[Start]

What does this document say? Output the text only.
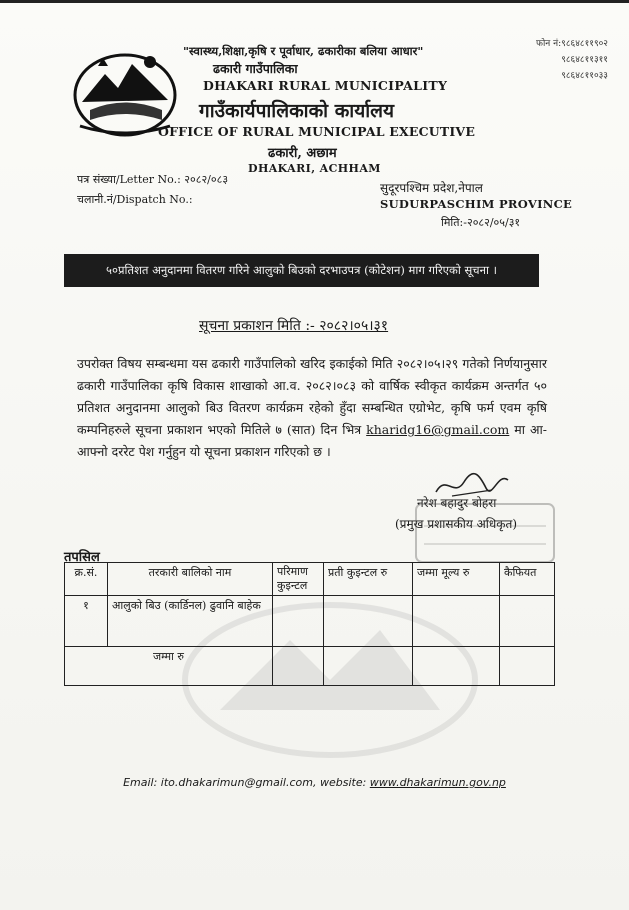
"स्वास्थ्य,शिक्षा,कृषि र पूर्वाधार, ढकारीका बलिया आधार"
ढकारी गाउँपालिका
DHAKARI RURAL MUNICIPALITY
गाउँकार्यपालिकाको कार्यालय
OFFICE OF RURAL MUNICIPAL EXECUTIVE
ढकारी, अछाम
DHAKARI, ACHHAM
फोन नं:९८६४८११९०२
९८६४८११३११
९८६४८११०३३
पत्र संख्या/Letter No.: २०८२/०८३
चलानी.नं/Dispatch No.:
सुदूरपश्चिम प्रदेश,नेपाल
SUDURPASCHIM PROVINCE
मिति:-२०८२/०५/३१
५०प्रतिशत अनुदानमा वितरण गरिने आलुको बिउको दरभाउपत्र (कोटेशन) माग गरिएको सूचना ।
सूचना प्रकाशन मिति :- २०८२।०५।३१
उपरोक्त विषय सम्बन्धमा यस ढकारी गाउँपालिको खरिद इकाईको मिति २०८२।०५।२९ गतेको निर्णयानुसार ढकारी गाउँपालिका कृषि विकास शाखाको आ.व. २०८२।०८३ को वार्षिक स्वीकृत कार्यक्रम अन्तर्गत ५० प्रतिशत अनुदानमा आलुको बिउ वितरण कार्यक्रम रहेको हुँदा सम्बन्धित एग्रोभेट, कृषि फर्म एवम कृषि कम्पनिहरुले सूचना प्रकाशन भएको मितिले ७ (सात) दिन भित्र kharidg16@gmail.com मा आ-आफ्नो दररेट पेश गर्नुहुन यो सूचना प्रकाशन गरिएको छ ।
नरेश बहादुर बोहरा
(प्रमुख प्रशासकीय अधिकृत)
तपसिल
क्र.सं.	तरकारी बालिको नाम	परिमाण कुइन्टल	प्रती कुइन्टल रु	जम्मा मूल्य रु	कैफियत
१	आलुको बिउ (कार्डिनल) ढुवानि बाहेक				
जम्मा रु					
Email: ito.dhakarimun@gmail.com, website: www.dhakarimun.gov.np
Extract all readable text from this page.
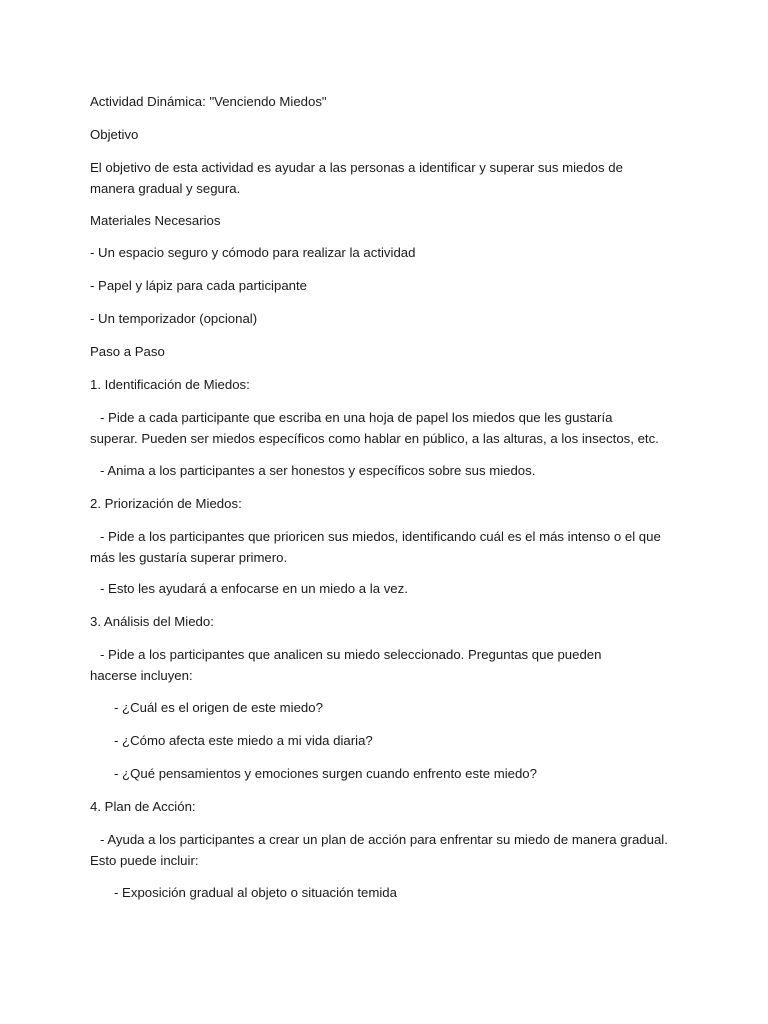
Actividad Dinámica: "Venciendo Miedos"
Objetivo
El objetivo de esta actividad es ayudar a las personas a identificar y superar sus miedos de manera gradual y segura.
Materiales Necesarios
- Un espacio seguro y cómodo para realizar la actividad
- Papel y lápiz para cada participante
- Un temporizador (opcional)
Paso a Paso
1. Identificación de Miedos:
- Pide a cada participante que escriba en una hoja de papel los miedos que les gustaría superar. Pueden ser miedos específicos como hablar en público, a las alturas, a los insectos, etc.
- Anima a los participantes a ser honestos y específicos sobre sus miedos.
2. Priorización de Miedos:
- Pide a los participantes que prioricen sus miedos, identificando cuál es el más intenso o el que más les gustaría superar primero.
- Esto les ayudará a enfocarse en un miedo a la vez.
3. Análisis del Miedo:
- Pide a los participantes que analicen su miedo seleccionado. Preguntas que pueden hacerse incluyen:
- ¿Cuál es el origen de este miedo?
- ¿Cómo afecta este miedo a mi vida diaria?
- ¿Qué pensamientos y emociones surgen cuando enfrento este miedo?
4. Plan de Acción:
- Ayuda a los participantes a crear un plan de acción para enfrentar su miedo de manera gradual. Esto puede incluir:
- Exposición gradual al objeto o situación temida
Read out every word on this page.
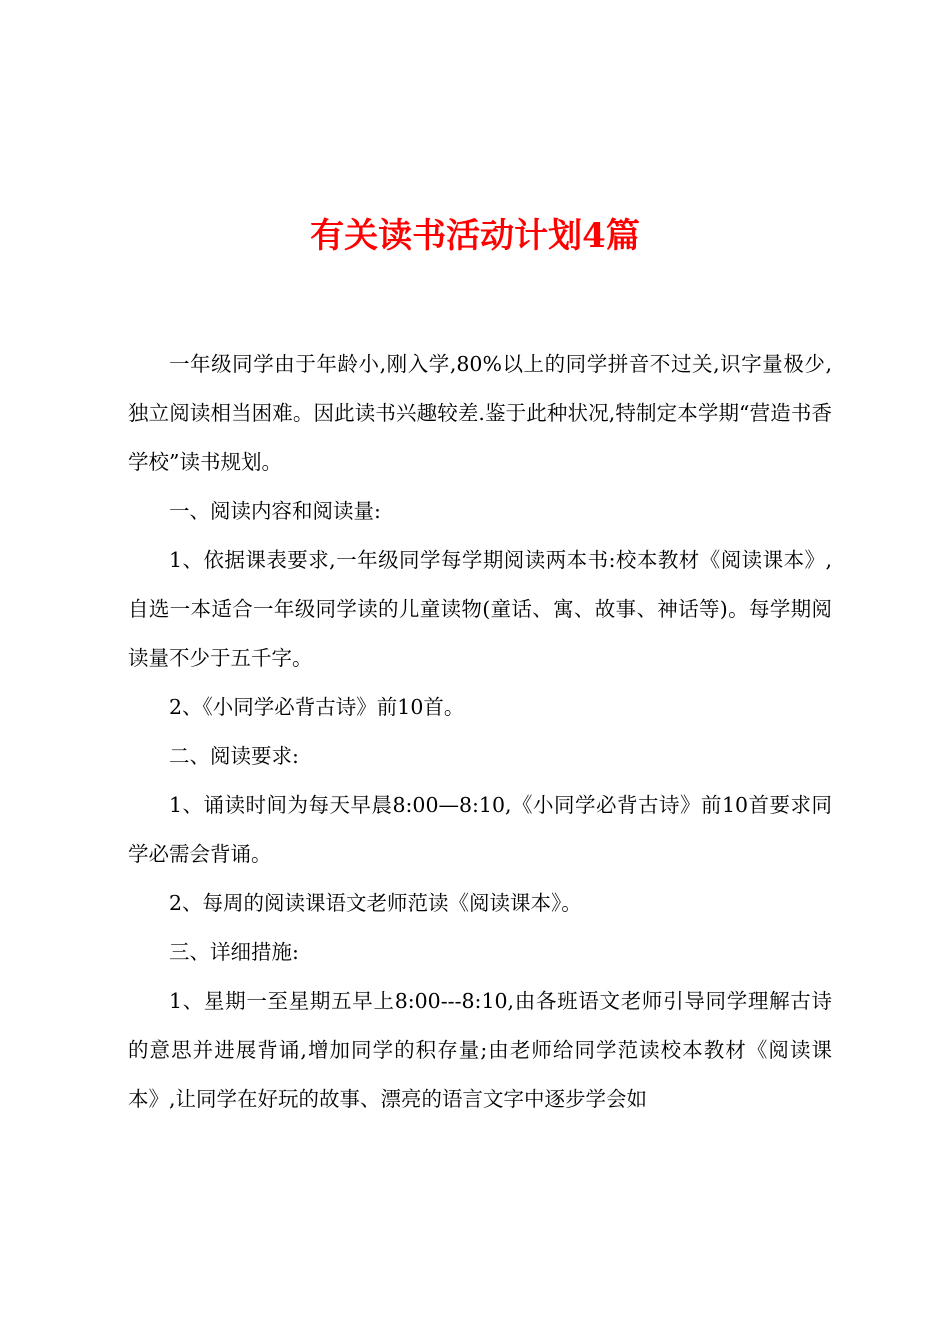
有关读书活动计划4篇

一年级同学由于年龄小,刚入学,80%以上的同学拼音不过关,识字量极少,独立阅读相当困难。因此读书兴趣较差.鉴于此种状况,特制定本学期“营造书香学校”读书规划。

一、阅读内容和阅读量:

1、依据课表要求,一年级同学每学期阅读两本书:校本教材《阅读课本》,自选一本适合一年级同学读的儿童读物(童话、寓、故事、神话等)。每学期阅读量不少于五千字。

2、《小同学必背古诗》前10首。

二、阅读要求:

1、诵读时间为每天早晨8:00—8:10,《小同学必背古诗》前10首要求同学必需会背诵。

2、每周的阅读课语文老师范读《阅读课本》。

三、详细措施:

1、星期一至星期五早上8:00---8:10,由各班语文老师引导同学理解古诗的意思并进展背诵,增加同学的积存量;由老师给同学范读校本教材《阅读课本》,让同学在好玩的故事、漂亮的语言文字中逐步学会如
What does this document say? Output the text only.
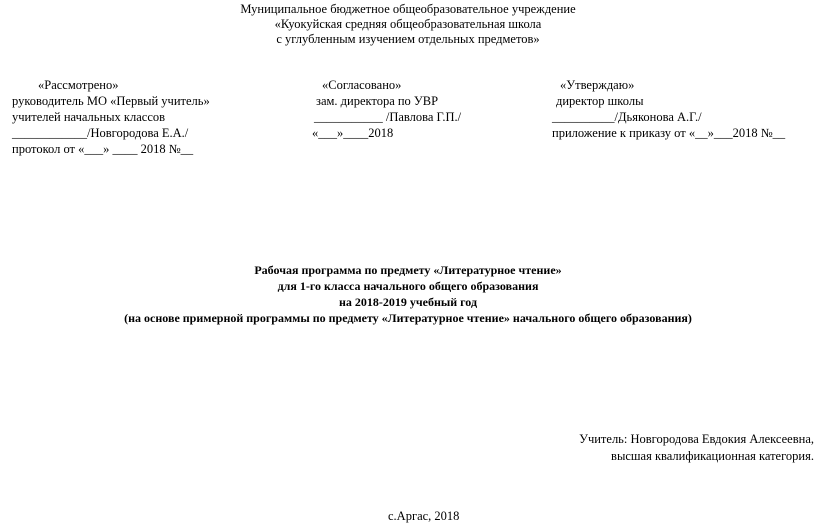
Муниципальное бюджетное общеобразовательное учреждение
«Куокуйская средняя общеобразовательная школа
с углубленным изучением отдельных предметов»
«Рассмотрено»
руководитель МО «Первый учитель»
учителей начальных классов
____________/Новгородова Е.А./
протокол от «___» ____ 2018 №__
«Согласовано»
зам. директора по УВР
___________ /Павлова Г.П./
«___»____2018
«Утверждаю»
директор школы
__________/Дьяконова А.Г./
приложение к приказу от «__»___2018 №__
Рабочая программа по предмету «Литературное чтение»
для 1-го класса начального общего образования
на 2018-2019 учебный год
(на основе примерной программы по предмету «Литературное чтение» начального общего образования)
Учитель: Новгородова Евдокия Алексеевна,
высшая квалификационная категория.
с.Аргас, 2018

[End]

How many lines of the data contain the word "образования"? Answer with the number alone.

# EXPECTED ANSWER
2